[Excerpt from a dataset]
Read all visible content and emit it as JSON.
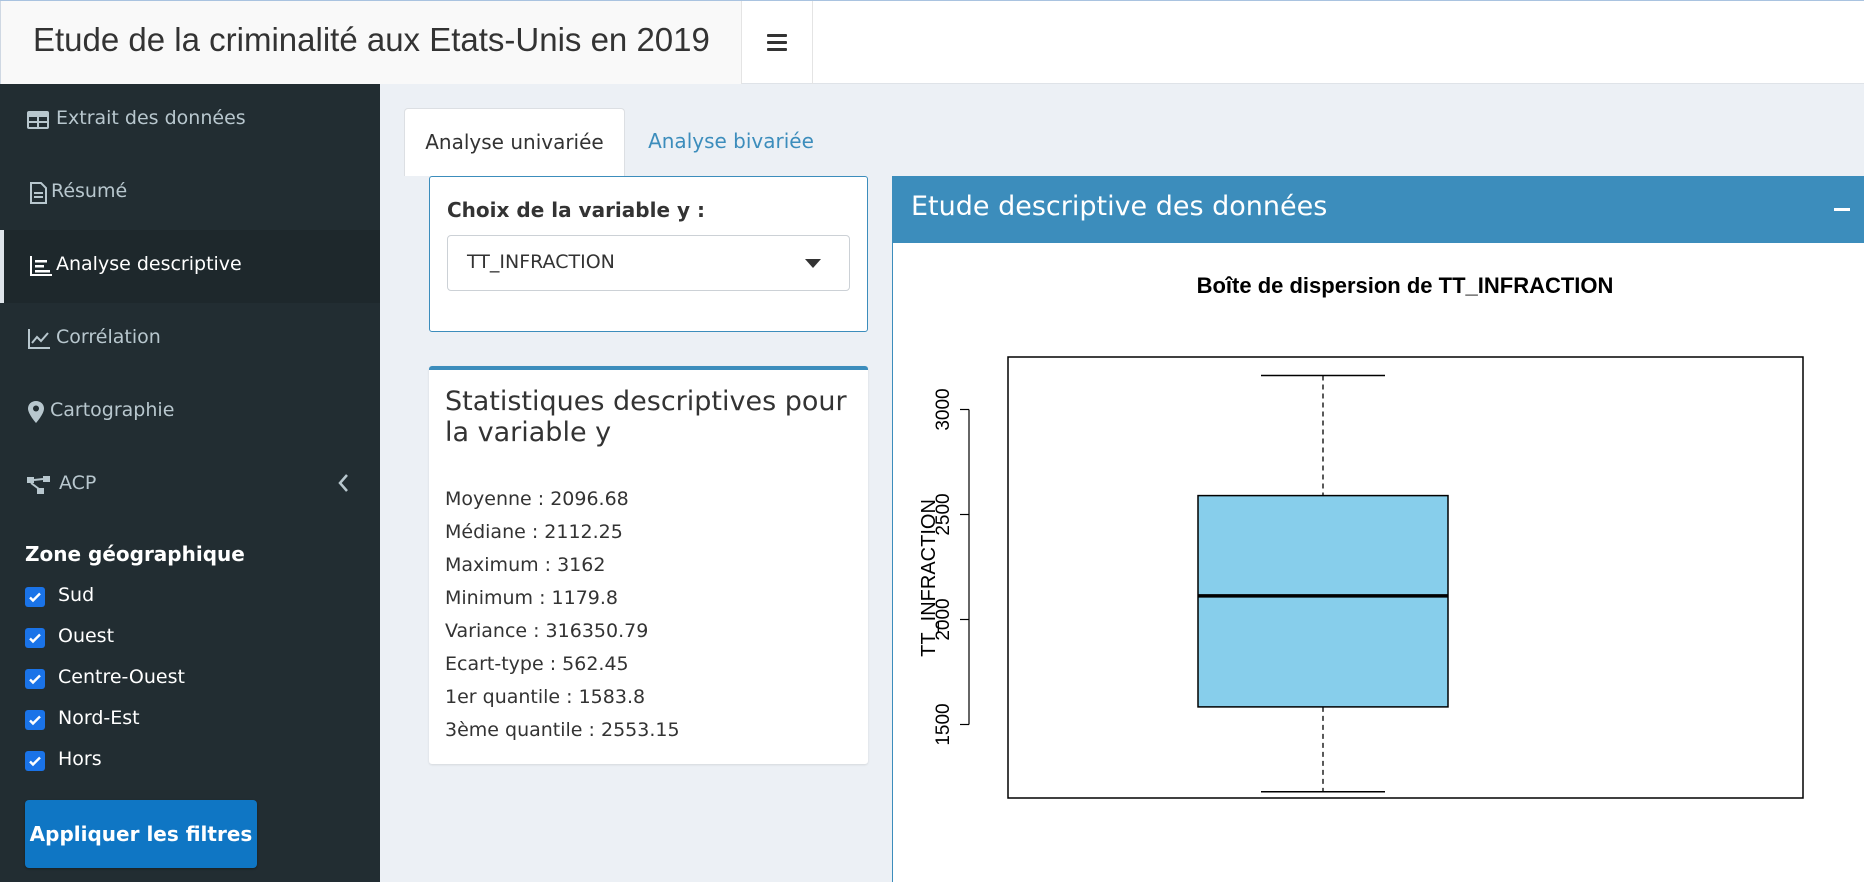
{
  "header": {
    "title": "Etude de la criminalité aux Etats-Unis en 2019"
  },
  "sidebar": {
    "items": [
      {
        "label": "Extrait des données",
        "icon": "table-icon"
      },
      {
        "label": "Résumé",
        "icon": "file-icon"
      },
      {
        "label": "Analyse descriptive",
        "icon": "bar-chart-icon",
        "active": true
      },
      {
        "label": "Corrélation",
        "icon": "line-chart-icon"
      },
      {
        "label": "Cartographie",
        "icon": "map-marker-icon"
      },
      {
        "label": "ACP",
        "icon": "sitemap-icon"
      }
    ],
    "zone_title": "Zone géographique",
    "zones": [
      {
        "label": "Sud",
        "checked": true
      },
      {
        "label": "Ouest",
        "checked": true
      },
      {
        "label": "Centre-Ouest",
        "checked": true
      },
      {
        "label": "Nord-Est",
        "checked": true
      },
      {
        "label": "Hors",
        "checked": true
      }
    ],
    "apply_label": "Appliquer les filtres"
  },
  "tabs": [
    {
      "label": "Analyse univariée",
      "active": true
    },
    {
      "label": "Analyse bivariée",
      "active": false
    }
  ],
  "variable_select": {
    "label": "Choix de la variable y :",
    "value": "TT_INFRACTION"
  },
  "stats": {
    "title": "Statistiques descriptives pour la variable y",
    "lines": [
      "Moyenne : 2096.68",
      "Médiane : 2112.25",
      "Maximum : 3162",
      "Minimum : 1179.8",
      "Variance : 316350.79",
      "Ecart-type : 562.45",
      "1er quantile : 1583.8",
      "3ème quantile : 2553.15"
    ]
  },
  "main_box": {
    "title": "Etude descriptive des données"
  },
  "colors": {
    "accent": "#3c8dbc",
    "sidebar": "#222d32",
    "box_fill": "#87ceeb",
    "button": "#0f76c4"
  },
  "chart_data": {
    "type": "box",
    "title": "Boîte de dispersion de TT_INFRACTION",
    "ylabel": "TT_INFRACTION",
    "xlabel": "",
    "ylim": [
      1150,
      3250
    ],
    "yticks": [
      1500,
      2000,
      2500,
      3000
    ],
    "whisker_low": 1179.8,
    "q1": 1583.8,
    "median": 2112.25,
    "q3": 2590,
    "whisker_high": 3162,
    "box_color": "#87ceeb",
    "grid": false
  }
}
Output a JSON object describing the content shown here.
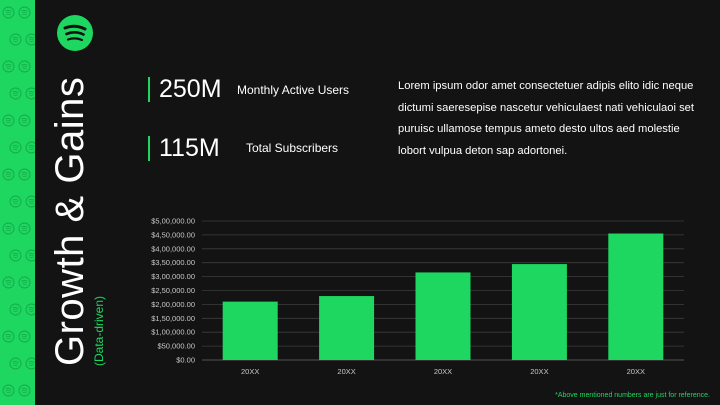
{
  "slide": {
    "title": "Growth & Gains",
    "subtitle": "(Data-driven)",
    "logo_icon": "spotify-logo-icon",
    "accent_color": "#1ed760",
    "background_color": "#131313"
  },
  "stats": [
    {
      "value": "250M",
      "label": "Monthly Active Users"
    },
    {
      "value": "115M",
      "label": "Total Subscribers"
    }
  ],
  "paragraph": "Lorem ipsum odor amet consectetuer adipis elito idic neque dictumi saeresepise nascetur vehiculaest nati vehiculaoi set puruisc ullamose tempus ameto desto ultos aed molestie lobort vulpua deton sap adortonei.",
  "footnote": "*Above mentioned numbers are just for reference.",
  "chart_data": {
    "type": "bar",
    "categories": [
      "20XX",
      "20XX",
      "20XX",
      "20XX",
      "20XX"
    ],
    "values": [
      2100000,
      2300000,
      3150000,
      3450000,
      4550000
    ],
    "ylim": [
      0,
      5000000
    ],
    "yticks": [
      "$0.00",
      "$50,000.00",
      "$1,00,000.00",
      "$1,50,000.00",
      "$2,00,000.00",
      "$2,50,000.00",
      "$3,00,000.00",
      "$3,50,000.00",
      "$4,00,000.00",
      "$4,50,000.00",
      "$5,00,000.00"
    ],
    "grid": true,
    "bar_color": "#1ed760",
    "title": "",
    "xlabel": "",
    "ylabel": ""
  }
}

### Stated task:
Pictures don't belong in the copy. Transcribe every record exactly as it appears.

### Finished answer:
Read all visible content and emit it as JSON.
{
  "header": {
    "title": "Etude de la criminalité aux Etats-Unis en 2019"
  },
  "sidebar": {
    "items": [
      {
        "label": "Extrait des données",
        "icon": "table-icon"
      },
      {
        "label": "Résumé",
        "icon": "file-icon"
      },
      {
        "label": "Analyse descriptive",
        "icon": "bar-chart-icon",
        "active": true
      },
      {
        "label": "Corrélation",
        "icon": "line-chart-icon"
      },
      {
        "label": "Cartographie",
        "icon": "map-marker-icon"
      },
      {
        "label": "ACP",
        "icon": "sitemap-icon"
      }
    ],
    "zone_title": "Zone géographique",
    "zones": [
      {
        "label": "Sud",
        "checked": true
      },
      {
        "label": "Ouest",
        "checked": true
      },
      {
        "label": "Centre-Ouest",
        "checked": true
      },
      {
        "label": "Nord-Est",
        "checked": true
      },
      {
        "label": "Hors",
        "checked": true
      }
    ],
    "apply_label": "Appliquer les filtres"
  },
  "tabs": [
    {
      "label": "Analyse univariée",
      "active": true
    },
    {
      "label": "Analyse bivariée",
      "active": false
    }
  ],
  "variable_select": {
    "label": "Choix de la variable y :",
    "value": "TT_INFRACTION"
  },
  "stats": {
    "title": "Statistiques descriptives pour la variable y",
    "lines": [
      "Moyenne : 2096.68",
      "Médiane : 2112.25",
      "Maximum : 3162",
      "Minimum : 1179.8",
      "Variance : 316350.79",
      "Ecart-type : 562.45",
      "1er quantile : 1583.8",
      "3ème quantile : 2553.15"
    ]
  },
  "main_box": {
    "title": "Etude descriptive des données"
  },
  "colors": {
    "accent": "#3c8dbc",
    "sidebar": "#222d32",
    "box_fill": "#87ceeb",
    "button": "#0f76c4"
  },
  "chart_data": {
    "type": "box",
    "title": "Boîte de dispersion de TT_INFRACTION",
    "ylabel": "TT_INFRACTION",
    "xlabel": "",
    "ylim": [
      1150,
      3250
    ],
    "yticks": [
      1500,
      2000,
      2500,
      3000
    ],
    "whisker_low": 1179.8,
    "q1": 1583.8,
    "median": 2112.25,
    "q3": 2590,
    "whisker_high": 3162,
    "box_color": "#87ceeb",
    "grid": false
  }
}
Output a JSON object describing the content shown here.
{
  "slide": {
    "title": "Growth & Gains",
    "subtitle": "(Data-driven)",
    "logo_icon": "spotify-logo-icon",
    "accent_color": "#1ed760",
    "background_color": "#131313"
  },
  "stats": [
    {
      "value": "250M",
      "label": "Monthly Active Users"
    },
    {
      "value": "115M",
      "label": "Total Subscribers"
    }
  ],
  "paragraph": "Lorem ipsum odor amet consectetuer adipis elito idic neque dictumi saeresepise nascetur vehiculaest nati vehiculaoi set puruisc ullamose tempus ameto desto ultos aed molestie lobort vulpua deton sap adortonei.",
  "footnote": "*Above mentioned numbers are just for reference.",
  "chart_data": {
    "type": "bar",
    "categories": [
      "20XX",
      "20XX",
      "20XX",
      "20XX",
      "20XX"
    ],
    "values": [
      2100000,
      2300000,
      3150000,
      3450000,
      4550000
    ],
    "ylim": [
      0,
      5000000
    ],
    "yticks": [
      "$0.00",
      "$50,000.00",
      "$1,00,000.00",
      "$1,50,000.00",
      "$2,00,000.00",
      "$2,50,000.00",
      "$3,00,000.00",
      "$3,50,000.00",
      "$4,00,000.00",
      "$4,50,000.00",
      "$5,00,000.00"
    ],
    "grid": true,
    "bar_color": "#1ed760",
    "title": "",
    "xlabel": "",
    "ylabel": ""
  }
}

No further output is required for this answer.